-- Start --
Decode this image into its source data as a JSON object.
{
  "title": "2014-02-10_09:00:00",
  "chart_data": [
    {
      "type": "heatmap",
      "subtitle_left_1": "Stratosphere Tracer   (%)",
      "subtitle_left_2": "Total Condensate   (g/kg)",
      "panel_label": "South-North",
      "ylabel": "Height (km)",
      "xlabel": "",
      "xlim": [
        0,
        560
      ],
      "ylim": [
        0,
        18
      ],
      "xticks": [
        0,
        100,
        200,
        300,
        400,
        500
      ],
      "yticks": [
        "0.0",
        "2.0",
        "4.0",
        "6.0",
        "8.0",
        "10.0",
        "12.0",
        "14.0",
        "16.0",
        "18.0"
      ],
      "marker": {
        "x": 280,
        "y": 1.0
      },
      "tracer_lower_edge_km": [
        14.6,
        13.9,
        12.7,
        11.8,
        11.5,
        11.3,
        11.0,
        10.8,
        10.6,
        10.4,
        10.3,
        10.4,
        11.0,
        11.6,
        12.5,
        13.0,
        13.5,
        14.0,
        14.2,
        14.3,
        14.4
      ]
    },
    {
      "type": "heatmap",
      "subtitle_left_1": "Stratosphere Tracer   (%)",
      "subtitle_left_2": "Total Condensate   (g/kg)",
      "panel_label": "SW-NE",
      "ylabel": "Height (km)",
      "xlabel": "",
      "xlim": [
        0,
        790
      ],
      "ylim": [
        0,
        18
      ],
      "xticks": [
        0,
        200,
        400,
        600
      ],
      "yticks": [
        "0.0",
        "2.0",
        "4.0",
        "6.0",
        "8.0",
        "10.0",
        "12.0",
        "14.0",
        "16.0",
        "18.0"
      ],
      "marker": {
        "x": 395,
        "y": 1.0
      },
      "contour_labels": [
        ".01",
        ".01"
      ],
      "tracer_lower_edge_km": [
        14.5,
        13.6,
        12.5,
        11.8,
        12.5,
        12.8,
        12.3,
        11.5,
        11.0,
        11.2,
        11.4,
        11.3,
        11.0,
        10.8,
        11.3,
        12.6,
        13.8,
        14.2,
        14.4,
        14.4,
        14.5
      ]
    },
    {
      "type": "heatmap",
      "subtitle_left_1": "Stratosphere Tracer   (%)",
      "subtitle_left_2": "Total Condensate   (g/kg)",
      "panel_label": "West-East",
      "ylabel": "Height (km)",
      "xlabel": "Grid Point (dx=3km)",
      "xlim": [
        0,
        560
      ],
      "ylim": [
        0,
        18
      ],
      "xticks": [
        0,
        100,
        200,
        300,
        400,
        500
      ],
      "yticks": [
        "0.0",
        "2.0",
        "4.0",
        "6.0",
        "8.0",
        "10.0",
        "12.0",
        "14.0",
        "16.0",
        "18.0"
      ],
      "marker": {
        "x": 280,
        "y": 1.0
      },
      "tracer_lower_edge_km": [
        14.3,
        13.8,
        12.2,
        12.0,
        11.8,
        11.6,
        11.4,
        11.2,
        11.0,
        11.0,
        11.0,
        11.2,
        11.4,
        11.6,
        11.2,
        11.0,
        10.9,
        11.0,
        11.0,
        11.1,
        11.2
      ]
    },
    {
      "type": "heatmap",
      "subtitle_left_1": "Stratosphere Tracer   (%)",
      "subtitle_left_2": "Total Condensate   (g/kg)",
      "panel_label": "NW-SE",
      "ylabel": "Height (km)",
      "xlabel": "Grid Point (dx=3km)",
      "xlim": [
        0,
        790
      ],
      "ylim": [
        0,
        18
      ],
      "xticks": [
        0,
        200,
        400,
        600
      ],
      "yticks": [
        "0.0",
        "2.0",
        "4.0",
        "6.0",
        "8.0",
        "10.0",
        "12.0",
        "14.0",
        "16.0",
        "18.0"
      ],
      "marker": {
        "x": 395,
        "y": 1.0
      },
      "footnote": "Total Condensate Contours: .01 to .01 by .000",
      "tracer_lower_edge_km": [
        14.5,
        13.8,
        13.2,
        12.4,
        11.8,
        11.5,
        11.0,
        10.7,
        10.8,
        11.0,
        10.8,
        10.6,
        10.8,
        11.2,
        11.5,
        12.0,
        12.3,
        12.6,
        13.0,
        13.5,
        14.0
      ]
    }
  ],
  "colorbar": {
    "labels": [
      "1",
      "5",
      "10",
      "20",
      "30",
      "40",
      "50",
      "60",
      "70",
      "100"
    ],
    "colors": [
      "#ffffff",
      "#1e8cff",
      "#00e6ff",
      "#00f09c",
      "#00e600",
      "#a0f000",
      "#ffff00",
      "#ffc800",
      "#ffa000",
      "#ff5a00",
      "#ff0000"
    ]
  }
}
-- End --
» **WORK TO COMPLETE**:
Transcribe every line of the data, exactly as it stands.

» **REPLY TO THE TASK**:
Decode this image into its source data as a JSON object.
{
  "title": "2014-02-10_09:00:00",
  "chart_data": [
    {
      "type": "heatmap",
      "subtitle_left_1": "Stratosphere Tracer   (%)",
      "subtitle_left_2": "Total Condensate   (g/kg)",
      "panel_label": "South-North",
      "ylabel": "Height (km)",
      "xlabel": "",
      "xlim": [
        0,
        560
      ],
      "ylim": [
        0,
        18
      ],
      "xticks": [
        0,
        100,
        200,
        300,
        400,
        500
      ],
      "yticks": [
        "0.0",
        "2.0",
        "4.0",
        "6.0",
        "8.0",
        "10.0",
        "12.0",
        "14.0",
        "16.0",
        "18.0"
      ],
      "marker": {
        "x": 280,
        "y": 1.0
      },
      "tracer_lower_edge_km": [
        14.6,
        13.9,
        12.7,
        11.8,
        11.5,
        11.3,
        11.0,
        10.8,
        10.6,
        10.4,
        10.3,
        10.4,
        11.0,
        11.6,
        12.5,
        13.0,
        13.5,
        14.0,
        14.2,
        14.3,
        14.4
      ]
    },
    {
      "type": "heatmap",
      "subtitle_left_1": "Stratosphere Tracer   (%)",
      "subtitle_left_2": "Total Condensate   (g/kg)",
      "panel_label": "SW-NE",
      "ylabel": "Height (km)",
      "xlabel": "",
      "xlim": [
        0,
        790
      ],
      "ylim": [
        0,
        18
      ],
      "xticks": [
        0,
        200,
        400,
        600
      ],
      "yticks": [
        "0.0",
        "2.0",
        "4.0",
        "6.0",
        "8.0",
        "10.0",
        "12.0",
        "14.0",
        "16.0",
        "18.0"
      ],
      "marker": {
        "x": 395,
        "y": 1.0
      },
      "contour_labels": [
        ".01",
        ".01"
      ],
      "tracer_lower_edge_km": [
        14.5,
        13.6,
        12.5,
        11.8,
        12.5,
        12.8,
        12.3,
        11.5,
        11.0,
        11.2,
        11.4,
        11.3,
        11.0,
        10.8,
        11.3,
        12.6,
        13.8,
        14.2,
        14.4,
        14.4,
        14.5
      ]
    },
    {
      "type": "heatmap",
      "subtitle_left_1": "Stratosphere Tracer   (%)",
      "subtitle_left_2": "Total Condensate   (g/kg)",
      "panel_label": "West-East",
      "ylabel": "Height (km)",
      "xlabel": "Grid Point (dx=3km)",
      "xlim": [
        0,
        560
      ],
      "ylim": [
        0,
        18
      ],
      "xticks": [
        0,
        100,
        200,
        300,
        400,
        500
      ],
      "yticks": [
        "0.0",
        "2.0",
        "4.0",
        "6.0",
        "8.0",
        "10.0",
        "12.0",
        "14.0",
        "16.0",
        "18.0"
      ],
      "marker": {
        "x": 280,
        "y": 1.0
      },
      "tracer_lower_edge_km": [
        14.3,
        13.8,
        12.2,
        12.0,
        11.8,
        11.6,
        11.4,
        11.2,
        11.0,
        11.0,
        11.0,
        11.2,
        11.4,
        11.6,
        11.2,
        11.0,
        10.9,
        11.0,
        11.0,
        11.1,
        11.2
      ]
    },
    {
      "type": "heatmap",
      "subtitle_left_1": "Stratosphere Tracer   (%)",
      "subtitle_left_2": "Total Condensate   (g/kg)",
      "panel_label": "NW-SE",
      "ylabel": "Height (km)",
      "xlabel": "Grid Point (dx=3km)",
      "xlim": [
        0,
        790
      ],
      "ylim": [
        0,
        18
      ],
      "xticks": [
        0,
        200,
        400,
        600
      ],
      "yticks": [
        "0.0",
        "2.0",
        "4.0",
        "6.0",
        "8.0",
        "10.0",
        "12.0",
        "14.0",
        "16.0",
        "18.0"
      ],
      "marker": {
        "x": 395,
        "y": 1.0
      },
      "footnote": "Total Condensate Contours: .01 to .01 by .000",
      "tracer_lower_edge_km": [
        14.5,
        13.8,
        13.2,
        12.4,
        11.8,
        11.5,
        11.0,
        10.7,
        10.8,
        11.0,
        10.8,
        10.6,
        10.8,
        11.2,
        11.5,
        12.0,
        12.3,
        12.6,
        13.0,
        13.5,
        14.0
      ]
    }
  ],
  "colorbar": {
    "labels": [
      "1",
      "5",
      "10",
      "20",
      "30",
      "40",
      "50",
      "60",
      "70",
      "100"
    ],
    "colors": [
      "#ffffff",
      "#1e8cff",
      "#00e6ff",
      "#00f09c",
      "#00e600",
      "#a0f000",
      "#ffff00",
      "#ffc800",
      "#ffa000",
      "#ff5a00",
      "#ff0000"
    ]
  }
}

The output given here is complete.